Find each line with "this" and copy it.

start

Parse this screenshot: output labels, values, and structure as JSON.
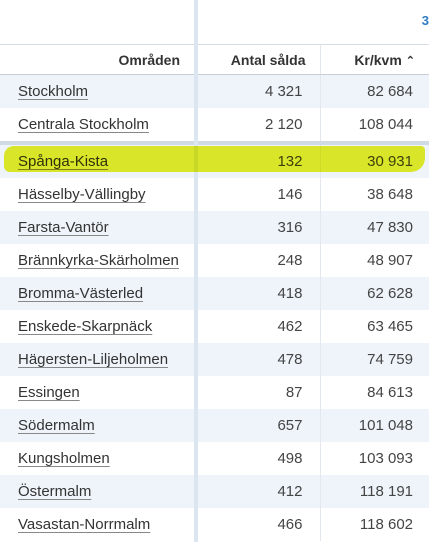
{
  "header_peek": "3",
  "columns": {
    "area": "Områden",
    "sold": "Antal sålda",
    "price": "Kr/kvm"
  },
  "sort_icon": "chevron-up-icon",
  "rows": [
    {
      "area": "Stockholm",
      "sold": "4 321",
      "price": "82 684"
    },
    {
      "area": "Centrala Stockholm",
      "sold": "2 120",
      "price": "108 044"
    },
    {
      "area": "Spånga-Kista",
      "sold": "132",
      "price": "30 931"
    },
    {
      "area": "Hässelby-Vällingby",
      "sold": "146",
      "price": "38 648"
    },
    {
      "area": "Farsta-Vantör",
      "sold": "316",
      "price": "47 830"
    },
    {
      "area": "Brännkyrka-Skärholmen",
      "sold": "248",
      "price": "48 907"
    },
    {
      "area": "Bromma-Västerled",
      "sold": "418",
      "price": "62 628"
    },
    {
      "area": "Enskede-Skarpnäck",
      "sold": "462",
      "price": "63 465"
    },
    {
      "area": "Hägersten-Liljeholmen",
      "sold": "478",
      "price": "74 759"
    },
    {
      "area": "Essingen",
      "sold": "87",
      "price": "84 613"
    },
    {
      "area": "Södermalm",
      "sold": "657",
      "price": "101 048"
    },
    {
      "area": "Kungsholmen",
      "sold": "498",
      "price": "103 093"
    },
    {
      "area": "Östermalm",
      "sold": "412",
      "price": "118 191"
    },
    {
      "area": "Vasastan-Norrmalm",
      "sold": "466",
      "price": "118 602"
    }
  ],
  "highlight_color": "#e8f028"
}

end
start

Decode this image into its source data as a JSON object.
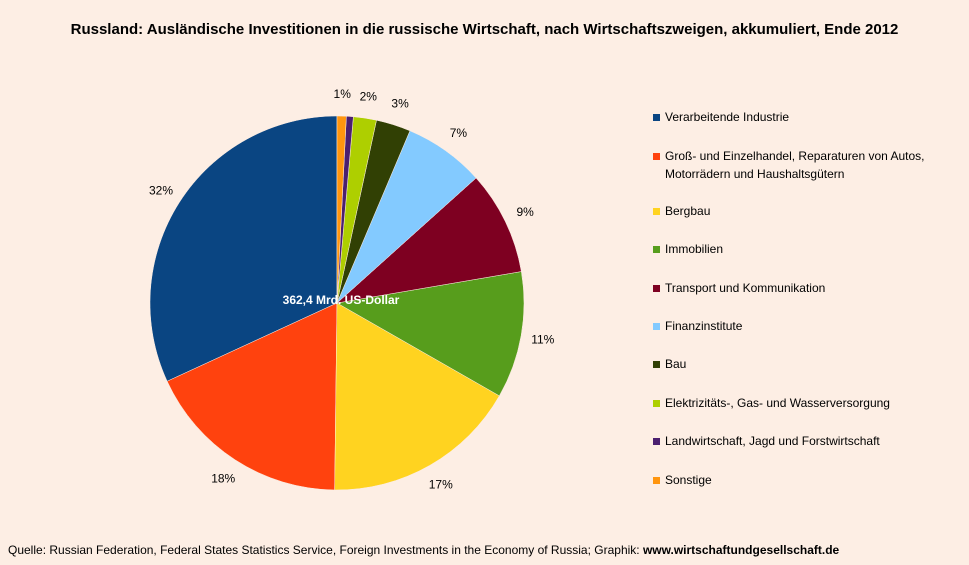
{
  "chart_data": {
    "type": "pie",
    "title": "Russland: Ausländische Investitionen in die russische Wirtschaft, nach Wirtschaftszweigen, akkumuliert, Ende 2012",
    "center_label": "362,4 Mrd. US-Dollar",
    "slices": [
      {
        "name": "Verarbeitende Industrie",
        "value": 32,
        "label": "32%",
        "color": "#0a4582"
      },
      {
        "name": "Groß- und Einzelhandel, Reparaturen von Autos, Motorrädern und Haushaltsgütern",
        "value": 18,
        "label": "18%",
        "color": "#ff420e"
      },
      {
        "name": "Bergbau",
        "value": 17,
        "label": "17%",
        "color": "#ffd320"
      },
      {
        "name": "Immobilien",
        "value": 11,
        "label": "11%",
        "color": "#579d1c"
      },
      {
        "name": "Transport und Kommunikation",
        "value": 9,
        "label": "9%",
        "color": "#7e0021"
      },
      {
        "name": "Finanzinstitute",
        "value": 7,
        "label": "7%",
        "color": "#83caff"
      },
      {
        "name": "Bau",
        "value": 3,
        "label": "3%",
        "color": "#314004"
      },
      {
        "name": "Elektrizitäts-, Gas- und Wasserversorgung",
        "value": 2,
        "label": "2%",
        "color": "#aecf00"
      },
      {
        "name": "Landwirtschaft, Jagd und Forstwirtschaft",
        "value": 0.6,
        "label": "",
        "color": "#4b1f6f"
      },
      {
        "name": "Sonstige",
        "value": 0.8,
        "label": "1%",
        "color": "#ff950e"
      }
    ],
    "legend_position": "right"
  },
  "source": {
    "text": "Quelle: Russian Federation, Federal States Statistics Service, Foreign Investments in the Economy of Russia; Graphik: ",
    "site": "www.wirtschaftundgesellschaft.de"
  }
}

end

Exercise result:
Parse this screenshot: output labels, values, and structure as JSON.
Decode this image into its source data as a JSON object.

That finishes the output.